** Task directions **
Express the lines of the records below as a Markdown table with the columns "Number" and "Line", one numbered row per line and no blank lines. Start at the line with "value-cell: ۰ (1063, 1754, 1163, 1797)" and continue through the line with "value-cell: ۱۷-۳۷ (1063, 1547, 1163, 1618)", including both.

** Rows **
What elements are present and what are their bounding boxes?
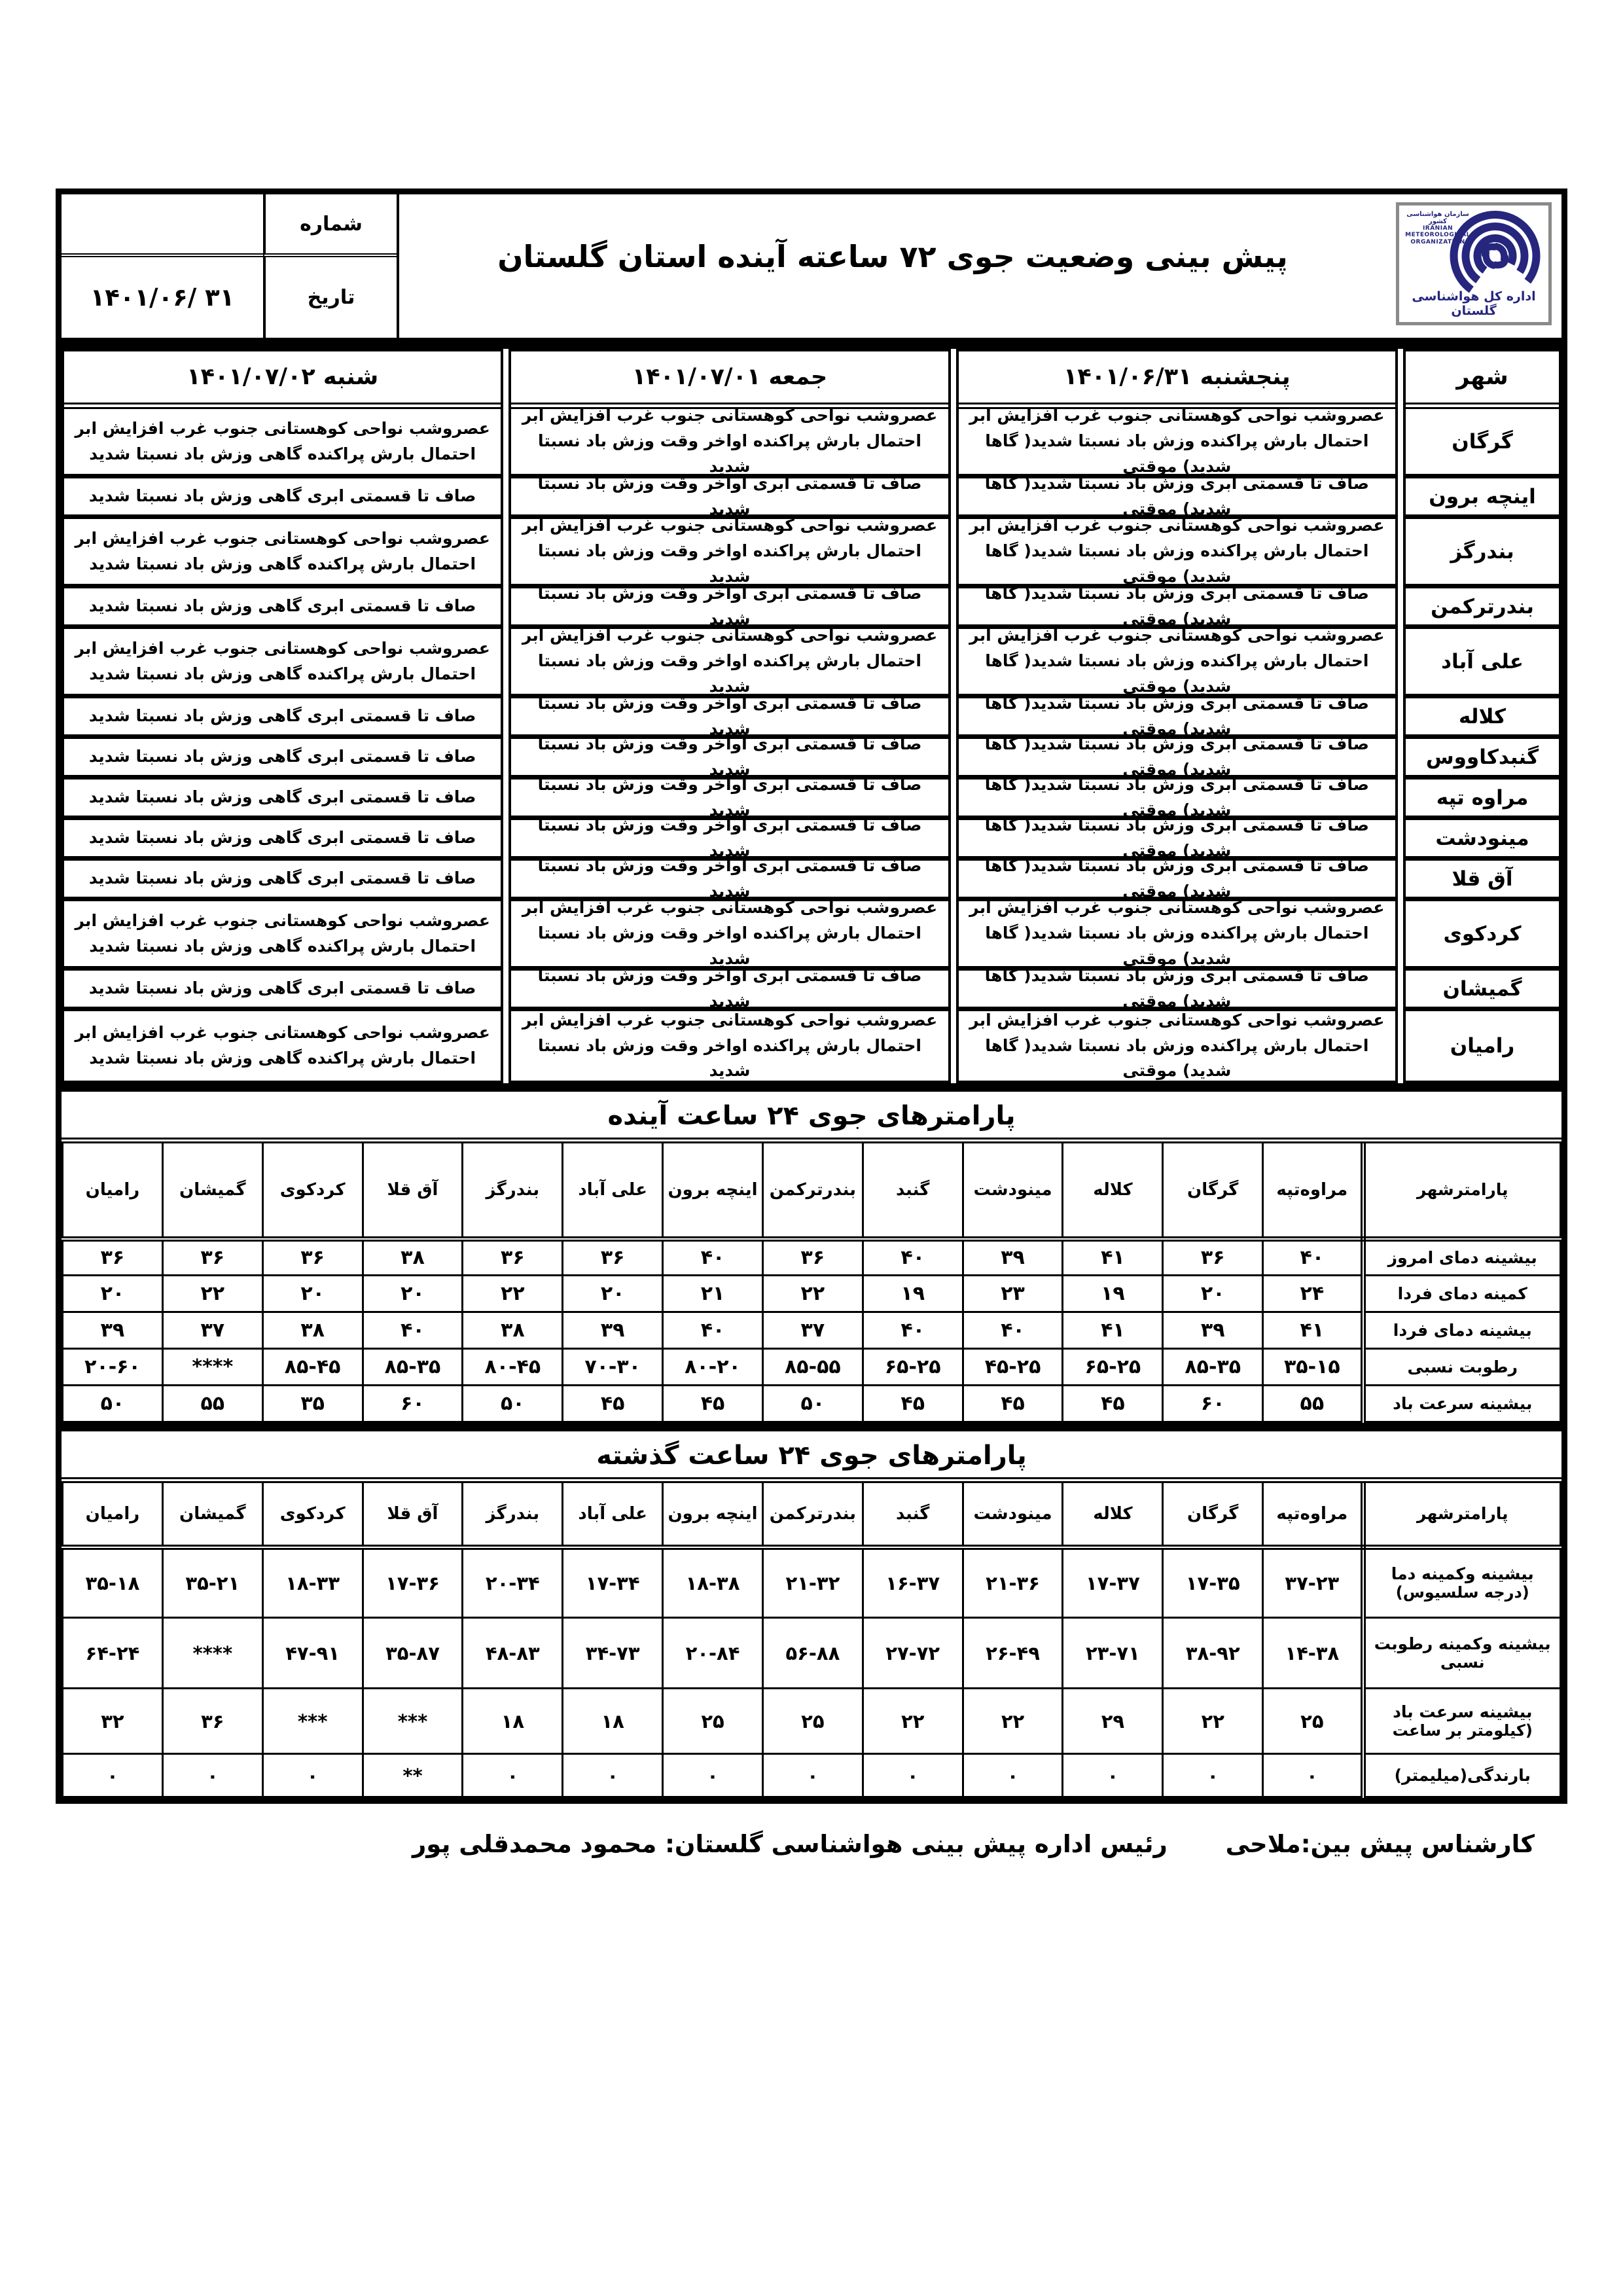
value-cell: ۰ (1063, 1754, 1163, 1797)
value-cell: ۱۴-۳۸ (1263, 1618, 1363, 1689)
city-name: رامیان (1450, 1034, 1515, 1058)
value-cell: ۸۰-۲۰ (663, 1349, 763, 1386)
table-row (63, 1276, 1561, 1312)
value-cell: ۵۵ (162, 1386, 262, 1422)
forecast-cell: عصروشب نواحی کوهستانی جنوب غرب افزایش ابر احتمال بارش پراکنده وزش باد نسبتا شدید( گاها شدید) موقتی (959, 519, 1395, 588)
column-header: آق قلا (363, 1480, 463, 1547)
value-cell: ۲۰ (63, 1276, 163, 1312)
column-header: اینچه برون (663, 1480, 763, 1547)
value-cell: ۴۰ (363, 1312, 463, 1349)
forecaster-signature: کارشناس پیش بین:ملاحی (1225, 1830, 1535, 1858)
value-cell: ۳۶ (463, 1239, 563, 1276)
value-cell: ** (363, 1754, 463, 1797)
column-header: گنبد (863, 1480, 963, 1547)
row-label: کمینه دمای فردا (1363, 1276, 1561, 1312)
value-cell: ۱۷-۳۷ (1063, 1547, 1163, 1618)
value-cell: ۲۲ (963, 1689, 1063, 1754)
column-header: رامیان (63, 1480, 163, 1547)
value-cell: ۴۰ (1263, 1239, 1363, 1276)
value-cell: ۲۰-۸۴ (663, 1618, 763, 1689)
value-cell: ۳۹ (963, 1239, 1063, 1276)
value-cell: ۴۰ (863, 1239, 963, 1276)
value-cell: ۲۰-۳۴ (463, 1547, 563, 1618)
city-name: آق قلا (1406, 861, 1559, 901)
value-cell: ۲۶-۴۹ (963, 1618, 1063, 1689)
forecast-cell: عصروشب نواحی کوهستانی جنوب غرب افزایش ابر احتمال بارش پراکنده گاهی وزش باد نسبتا شدید (64, 901, 501, 971)
forecast-table (62, 341, 1561, 1083)
number-date-block (62, 194, 399, 338)
forecast-cell: صاف تا قسمتی ابری وزش باد نسبتا شدید( گاها شدید) موقتی (959, 780, 1395, 820)
column-header: رامیان (63, 1141, 163, 1239)
table-row (63, 1386, 1561, 1422)
value-cell: ۳۸ (262, 1312, 363, 1349)
value-cell: ۲۲ (1163, 1689, 1263, 1754)
forecast-cell: عصروشب نواحی کوهستانی جنوب غرب افزایش ابر احتمال بارش پراکنده وزش باد نسبتا شدید( گاها شدید) موقتی (959, 901, 1395, 971)
value-cell: ۱۷-۳۶ (363, 1547, 463, 1618)
column-header: مراوه‌تپه (1263, 1141, 1363, 1239)
value-cell: ۳۸ (363, 1239, 463, 1276)
row-label: بیشینه دمای فردا (1363, 1312, 1561, 1349)
value-cell: ۲۲ (863, 1689, 963, 1754)
value-cell: ۳۵-۱۸ (63, 1547, 163, 1618)
value-cell: ۶۰ (363, 1386, 463, 1422)
forecast-cell: صاف تا قسمتی ابری گاهی وزش باد نسبتا شدید (64, 698, 501, 739)
value-cell: ۳۵-۱۵ (1263, 1349, 1363, 1386)
value-cell: **** (162, 1349, 262, 1386)
table-row (63, 1239, 1561, 1276)
column-header: کلاله (1063, 1480, 1163, 1547)
row-label-line1: بیشینه وکمینه رطوبت (1374, 1634, 1551, 1653)
forecast-cell: عصروشب نواحی کوهستانی جنوب غرب افزایش ابر احتمال بارش پراکنده اواخر وقت وزش باد نسبتا شدید (511, 629, 948, 698)
city-name: کردکوی (1406, 901, 1559, 971)
value-cell: ۵۰ (63, 1386, 163, 1422)
city-name: بندرترکمن (1406, 588, 1559, 629)
thursday-header: پنجشنبه ۱۴۰۱/۰۶/۳۱ (959, 351, 1395, 409)
value-cell: ۰ (262, 1754, 363, 1797)
value-cell: ۰ (1163, 1754, 1263, 1797)
friday-column (508, 349, 950, 1083)
value-cell: ۲۱ (663, 1276, 763, 1312)
future-params-table (62, 1138, 1561, 1423)
document-frame (56, 188, 1567, 1804)
logo-area (1386, 194, 1561, 338)
value-cell: ۲۰ (262, 1276, 363, 1312)
friday-header: جمعه ۱۴۰۱/۰۷/۰۱ (511, 351, 948, 409)
value-cell: ۳۹ (563, 1312, 663, 1349)
value-cell: ۲۰-۶۰ (63, 1349, 163, 1386)
value-cell: ۳۶ (162, 1239, 262, 1276)
city-name: گنبدکاووس (1406, 739, 1559, 780)
column-header: کردکوی (262, 1141, 363, 1239)
value-cell: ۱۹ (1063, 1276, 1163, 1312)
value-cell: ۳۶ (262, 1239, 363, 1276)
column-header: بندرترکمن (762, 1141, 863, 1239)
city-column-header: شهر (1406, 351, 1559, 409)
value-cell: ۳۷ (162, 1312, 262, 1349)
forecast-cell: صاف تا قسمتی ابری گاهی وزش باد نسبتا شدید (64, 820, 501, 861)
forecast-cell: صاف تا قسمتی ابری وزش باد نسبتا شدید( گاها شدید) موقتی (959, 739, 1395, 780)
row-label-line2: (کیلومتر بر ساعت (1392, 1721, 1533, 1740)
value-cell: ۲۹ (1063, 1689, 1163, 1754)
value-cell: ۲۰ (563, 1276, 663, 1312)
value-cell: ۵۰ (463, 1386, 563, 1422)
value-cell: ۲۱-۳۲ (762, 1547, 863, 1618)
forecast-cell: صاف تا قسمتی ابری اواخر وقت وزش باد نسبتا شدید (511, 971, 948, 1011)
row-label-line2: نسبی (1440, 1653, 1485, 1672)
forecast-cell: صاف تا قسمتی ابری اواخر وقت وزش باد نسبتا شدید (511, 478, 948, 519)
value-cell: ۰ (563, 1754, 663, 1797)
table-row (63, 1754, 1561, 1797)
logo-en-line2: METEOROLOGICAL (1405, 232, 1471, 239)
value-cell: ۱۷-۳۴ (563, 1547, 663, 1618)
thursday-column (956, 349, 1398, 1083)
value-cell: ۸۵-۳۵ (363, 1349, 463, 1386)
forecast-cell: صاف تا قسمتی ابری گاهی وزش باد نسبتا شدید (64, 478, 501, 519)
value-cell: *** (262, 1689, 363, 1754)
value-cell: ۶۴-۲۴ (63, 1618, 163, 1689)
value-cell: ۶۵-۲۵ (863, 1349, 963, 1386)
forecast-cell: عصروشب نواحی کوهستانی جنوب غرب افزایش ابر احتمال بارش پراکنده وزش باد نسبتا شدید( گاها شدید) موقتی (969, 1010, 1385, 1081)
column-header: مراوه‌تپه (1263, 1480, 1363, 1547)
value-cell: ۰ (162, 1754, 262, 1797)
value-cell: ۲۵ (663, 1689, 763, 1754)
number-label: شماره (263, 194, 397, 257)
value-cell: ۲۰ (363, 1276, 463, 1312)
city-name: مینودشت (1406, 820, 1559, 861)
value-cell: ۲۱-۳۶ (963, 1547, 1063, 1618)
value-cell: ۳۶ (1163, 1239, 1263, 1276)
value-cell: ۱۶-۳۷ (863, 1547, 963, 1618)
value-cell: ۴۵ (563, 1386, 663, 1422)
value-cell: ۱۷-۳۵ (1163, 1547, 1263, 1618)
forecast-cell: عصروشب نواحی کوهستانی جنوب غرب افزایش ابر احتمال بارش پراکنده گاهی وزش باد نسبتا شدید (75, 1023, 490, 1067)
value-cell: ۳۷-۲۳ (1263, 1547, 1363, 1618)
corner-header: پارامترشهر (1363, 1480, 1561, 1547)
table-row (63, 1312, 1561, 1349)
value-cell: ۰ (663, 1754, 763, 1797)
value-cell: ۲۵ (762, 1689, 863, 1754)
page-title: پیش بینی وضعیت جوی ۷۲ ساعته آینده استان گلستان (497, 238, 1288, 274)
row-label: بیشینه دمای امروز (1363, 1239, 1561, 1276)
value-cell: ۲۷-۷۲ (863, 1618, 963, 1689)
chief-signature: رئیس اداره پیش بینی هواشناسی گلستان: محمود محمدقلی پور (412, 1830, 1168, 1858)
row-label-line2: (درجه سلسیوس) (1395, 1583, 1529, 1602)
value-cell: ۰ (1263, 1754, 1363, 1797)
value-cell: ۲۲ (463, 1276, 563, 1312)
row-label: بیشینه سرعت باد (1363, 1386, 1561, 1422)
row-label (1363, 1618, 1561, 1689)
past-params-table (62, 1477, 1561, 1798)
row-label-line1: بیشینه وکمینه دما (1391, 1564, 1534, 1584)
value-cell: ۳۶ (63, 1239, 163, 1276)
value-cell: ۱۸-۳۳ (262, 1547, 363, 1618)
value-cell: ۸۵-۴۵ (262, 1349, 363, 1386)
value-cell: ۴۵ (663, 1386, 763, 1422)
date-label: تاریخ (263, 257, 397, 338)
value-cell: ۶۰ (1163, 1386, 1263, 1422)
logo-fa-line: سازمان هواشناسی کشور (1406, 211, 1469, 225)
forecast-cell: صاف تا قسمتی ابری اواخر وقت وزش باد نسبتا شدید (511, 861, 948, 901)
value-cell: ۸۵-۳۵ (1163, 1349, 1263, 1386)
city-name: گمیشان (1406, 971, 1559, 1011)
row-label: بارندگی(میلیمتر) (1363, 1754, 1561, 1797)
value-cell: ۳۲ (63, 1689, 163, 1754)
value-cell: ۲۳ (963, 1276, 1063, 1312)
value-cell: ۴۱ (1063, 1239, 1163, 1276)
forecast-cell: صاف تا قسمتی ابری وزش باد نسبتا شدید( گاها شدید) موقتی (959, 478, 1395, 519)
table-row (63, 1547, 1561, 1618)
table-header-row (63, 1141, 1561, 1239)
table-header-row (63, 1480, 1561, 1547)
value-cell: ۴۷-۹۱ (262, 1618, 363, 1689)
value-cell: ۲۴ (1263, 1276, 1363, 1312)
value-cell: ۳۵-۲۱ (162, 1547, 262, 1618)
value-cell: ۰ (863, 1754, 963, 1797)
forecast-cell: عصروشب نواحی کوهستانی جنوب غرب افزایش ابر احتمال بارش پراکنده اواخر وقت وزش باد نسبتا شدید (511, 901, 948, 971)
value-cell: ۰ (63, 1754, 163, 1797)
table-row (63, 1689, 1561, 1754)
value-cell: ۳۹ (1163, 1312, 1263, 1349)
forecast-cell: صاف تا قسمتی ابری اواخر وقت وزش باد نسبتا شدید (511, 780, 948, 820)
value-cell: ۴۰ (663, 1239, 763, 1276)
saturday-header: شنبه ۱۴۰۱/۰۷/۰۲ (64, 351, 501, 409)
city-name: گرگان (1406, 409, 1559, 478)
column-header: بندرگز (463, 1141, 563, 1239)
value-cell: ۵۶-۸۸ (762, 1618, 863, 1689)
forecast-cell: صاف تا قسمتی ابری اواخر وقت وزش باد نسبتا شدید (511, 739, 948, 780)
number-value (62, 194, 263, 257)
value-cell: ۳۶ (162, 1689, 262, 1754)
column-header: کلاله (1063, 1141, 1163, 1239)
column-header: گرگان (1163, 1141, 1263, 1239)
forecast-cell: صاف تا قسمتی ابری وزش باد نسبتا شدید( گاها شدید) موقتی (959, 861, 1395, 901)
value-cell: ۸۵-۵۵ (762, 1349, 863, 1386)
forecast-cell: عصروشب نواحی کوهستانی جنوب غرب افزایش ابر احتمال بارش پراکنده گاهی وزش باد نسبتا شدید (64, 629, 501, 698)
value-cell: ۲۵ (1263, 1689, 1363, 1754)
value-cell: ۳۵ (262, 1386, 363, 1422)
value-cell: ۳۹ (63, 1312, 163, 1349)
row-label (1363, 1689, 1561, 1754)
column-header: گنبد (863, 1141, 963, 1239)
column-header: آق قلا (363, 1141, 463, 1239)
value-cell: ۸۰-۴۵ (463, 1349, 563, 1386)
value-cell: ۴۵-۲۵ (963, 1349, 1063, 1386)
value-cell: ۳۷ (762, 1312, 863, 1349)
value-cell: ۶۵-۲۵ (1063, 1349, 1163, 1386)
column-header: گرگان (1163, 1480, 1263, 1547)
forecast-cell: صاف تا قسمتی ابری اواخر وقت وزش باد نسبتا شدید (511, 698, 948, 739)
value-cell: ۱۸ (463, 1689, 563, 1754)
value-cell: ۳۴-۷۳ (563, 1618, 663, 1689)
forecast-cell: عصروشب نواحی کوهستانی جنوب غرب افزایش ابر احتمال بارش پراکنده وزش باد نسبتا شدید( گاها شدید) موقتی (959, 629, 1395, 698)
forecast-cell: عصروشب نواحی کوهستانی جنوب غرب افزایش ابر احتمال بارش پراکنده گاهی وزش باد نسبتا شدید (64, 409, 501, 478)
column-header: بندرترکمن (762, 1480, 863, 1547)
forecast-cell: صاف تا قسمتی ابری وزش باد نسبتا شدید( گاها شدید) موقتی (959, 971, 1395, 1011)
value-cell: ۰ (463, 1754, 563, 1797)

** Result **
| Number | Line |
|---|---|
| 1 | value-cell: ۰ (1063, 1754, 1163, 1797) |
| 2 | value-cell: ۱۴-۳۸ (1263, 1618, 1363, 1689) |
| 3 | city-name: رامیان (1450, 1034, 1515, 1058) |
| 4 | value-cell: ۸۰-۲۰ (663, 1349, 763, 1386) |
| 5 | table-row (63, 1276, 1561, 1312) |
| 6 | value-cell: ۵۵ (162, 1386, 262, 1422) |
| 7 | forecast-cell: عصروشب نواحی کوهستانی جنوب غرب افزایش ابر احتمال بارش پراکنده وزش باد نسبتا شدید( گاها شدید) موقتی (959, 519, 1395, 588) |
| 8 | column-header: آق قلا (363, 1480, 463, 1547) |
| 9 | value-cell: ۲۰ (63, 1276, 163, 1312) |
| 10 | column-header: اینچه برون (663, 1480, 763, 1547) |
| 11 | value-cell: ۴۰ (363, 1312, 463, 1349) |
| 12 | forecaster-signature: کارشناس پیش بین:ملاحی (1225, 1830, 1535, 1858) |
| 13 | value-cell: ۳۶ (463, 1239, 563, 1276) |
| 14 | value-cell: ** (363, 1754, 463, 1797) |
| 15 | column-header: گنبد (863, 1480, 963, 1547) |
| 16 | row-label: کمینه دمای فردا (1363, 1276, 1561, 1312) |
| 17 | value-cell: ۱۷-۳۷ (1063, 1547, 1163, 1618) |